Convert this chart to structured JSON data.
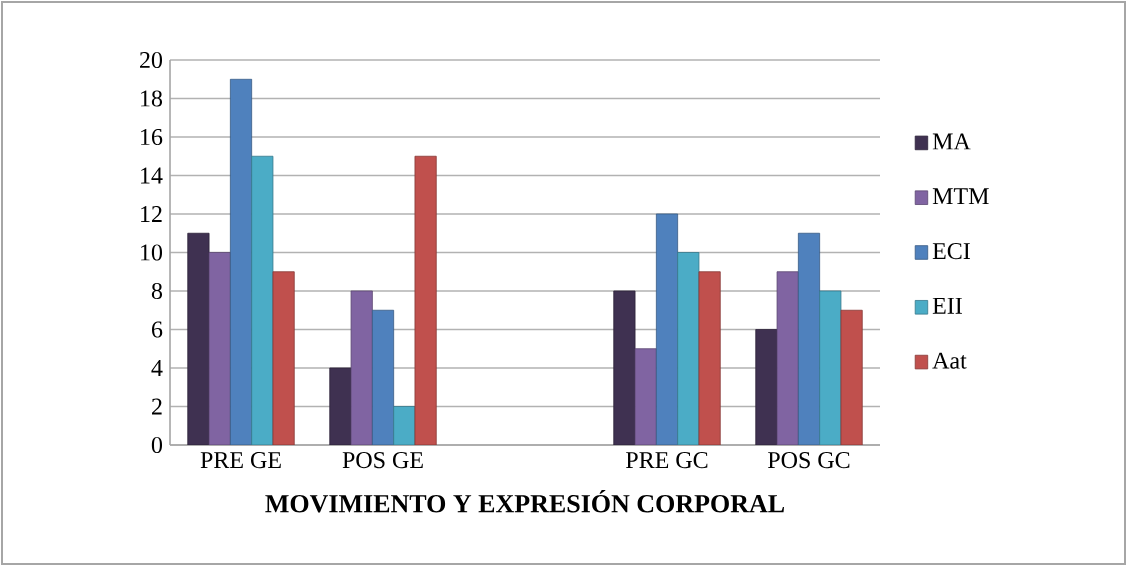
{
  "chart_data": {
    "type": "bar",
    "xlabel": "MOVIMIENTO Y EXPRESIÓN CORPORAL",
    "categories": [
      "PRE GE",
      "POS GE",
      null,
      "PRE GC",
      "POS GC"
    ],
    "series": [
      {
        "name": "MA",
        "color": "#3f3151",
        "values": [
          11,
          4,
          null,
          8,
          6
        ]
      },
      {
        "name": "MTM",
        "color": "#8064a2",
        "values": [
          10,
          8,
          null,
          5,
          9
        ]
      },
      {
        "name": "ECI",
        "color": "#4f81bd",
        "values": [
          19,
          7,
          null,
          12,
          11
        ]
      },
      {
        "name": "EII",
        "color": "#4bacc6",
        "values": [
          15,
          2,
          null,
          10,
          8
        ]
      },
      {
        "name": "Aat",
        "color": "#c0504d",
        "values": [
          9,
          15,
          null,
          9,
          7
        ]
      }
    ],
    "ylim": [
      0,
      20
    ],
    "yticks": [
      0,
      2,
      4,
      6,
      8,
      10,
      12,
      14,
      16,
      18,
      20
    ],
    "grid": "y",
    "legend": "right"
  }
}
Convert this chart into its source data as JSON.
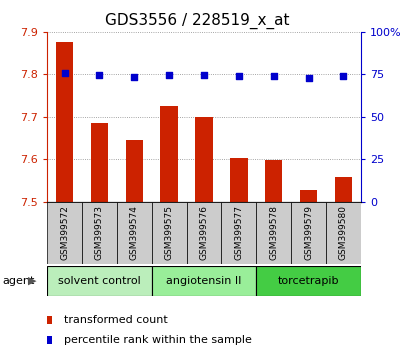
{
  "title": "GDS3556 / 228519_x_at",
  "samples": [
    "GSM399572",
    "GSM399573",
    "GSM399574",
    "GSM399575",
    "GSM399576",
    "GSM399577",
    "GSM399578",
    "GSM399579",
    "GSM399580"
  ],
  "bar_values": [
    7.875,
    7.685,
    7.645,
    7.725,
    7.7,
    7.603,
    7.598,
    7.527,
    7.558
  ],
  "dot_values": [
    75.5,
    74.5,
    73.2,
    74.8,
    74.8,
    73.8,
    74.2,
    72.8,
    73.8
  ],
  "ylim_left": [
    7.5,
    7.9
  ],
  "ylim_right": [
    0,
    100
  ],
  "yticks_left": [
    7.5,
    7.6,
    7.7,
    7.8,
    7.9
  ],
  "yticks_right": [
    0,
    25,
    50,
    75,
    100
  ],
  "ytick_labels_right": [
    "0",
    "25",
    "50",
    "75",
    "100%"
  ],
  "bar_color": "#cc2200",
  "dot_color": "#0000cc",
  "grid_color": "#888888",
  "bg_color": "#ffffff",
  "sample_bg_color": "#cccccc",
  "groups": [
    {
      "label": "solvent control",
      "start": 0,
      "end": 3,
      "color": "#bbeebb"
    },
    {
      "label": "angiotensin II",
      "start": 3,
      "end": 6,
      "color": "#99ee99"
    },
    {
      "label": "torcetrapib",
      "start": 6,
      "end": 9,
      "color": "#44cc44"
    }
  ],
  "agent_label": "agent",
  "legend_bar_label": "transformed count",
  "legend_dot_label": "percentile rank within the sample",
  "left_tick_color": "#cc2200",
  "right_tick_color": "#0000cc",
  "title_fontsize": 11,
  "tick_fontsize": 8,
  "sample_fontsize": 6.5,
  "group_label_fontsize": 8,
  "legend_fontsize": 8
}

#####

WHAT TO WORK ON> Exclude the pictures. Write out the remaining data exactly.

SOLUTION TO THIS PROBLEM>
Convert this chart to structured JSON data.
{
  "chart_data": {
    "type": "bar",
    "xlabel": "MOVIMIENTO Y EXPRESIÓN CORPORAL",
    "categories": [
      "PRE GE",
      "POS GE",
      null,
      "PRE GC",
      "POS GC"
    ],
    "series": [
      {
        "name": "MA",
        "color": "#3f3151",
        "values": [
          11,
          4,
          null,
          8,
          6
        ]
      },
      {
        "name": "MTM",
        "color": "#8064a2",
        "values": [
          10,
          8,
          null,
          5,
          9
        ]
      },
      {
        "name": "ECI",
        "color": "#4f81bd",
        "values": [
          19,
          7,
          null,
          12,
          11
        ]
      },
      {
        "name": "EII",
        "color": "#4bacc6",
        "values": [
          15,
          2,
          null,
          10,
          8
        ]
      },
      {
        "name": "Aat",
        "color": "#c0504d",
        "values": [
          9,
          15,
          null,
          9,
          7
        ]
      }
    ],
    "ylim": [
      0,
      20
    ],
    "yticks": [
      0,
      2,
      4,
      6,
      8,
      10,
      12,
      14,
      16,
      18,
      20
    ],
    "grid": "y",
    "legend": "right"
  }
}
Convert this chart into its source data as JSON.
{
  "title": "GDS3556 / 228519_x_at",
  "samples": [
    "GSM399572",
    "GSM399573",
    "GSM399574",
    "GSM399575",
    "GSM399576",
    "GSM399577",
    "GSM399578",
    "GSM399579",
    "GSM399580"
  ],
  "bar_values": [
    7.875,
    7.685,
    7.645,
    7.725,
    7.7,
    7.603,
    7.598,
    7.527,
    7.558
  ],
  "dot_values": [
    75.5,
    74.5,
    73.2,
    74.8,
    74.8,
    73.8,
    74.2,
    72.8,
    73.8
  ],
  "ylim_left": [
    7.5,
    7.9
  ],
  "ylim_right": [
    0,
    100
  ],
  "yticks_left": [
    7.5,
    7.6,
    7.7,
    7.8,
    7.9
  ],
  "yticks_right": [
    0,
    25,
    50,
    75,
    100
  ],
  "ytick_labels_right": [
    "0",
    "25",
    "50",
    "75",
    "100%"
  ],
  "bar_color": "#cc2200",
  "dot_color": "#0000cc",
  "grid_color": "#888888",
  "bg_color": "#ffffff",
  "sample_bg_color": "#cccccc",
  "groups": [
    {
      "label": "solvent control",
      "start": 0,
      "end": 3,
      "color": "#bbeebb"
    },
    {
      "label": "angiotensin II",
      "start": 3,
      "end": 6,
      "color": "#99ee99"
    },
    {
      "label": "torcetrapib",
      "start": 6,
      "end": 9,
      "color": "#44cc44"
    }
  ],
  "agent_label": "agent",
  "legend_bar_label": "transformed count",
  "legend_dot_label": "percentile rank within the sample",
  "left_tick_color": "#cc2200",
  "right_tick_color": "#0000cc",
  "title_fontsize": 11,
  "tick_fontsize": 8,
  "sample_fontsize": 6.5,
  "group_label_fontsize": 8,
  "legend_fontsize": 8
}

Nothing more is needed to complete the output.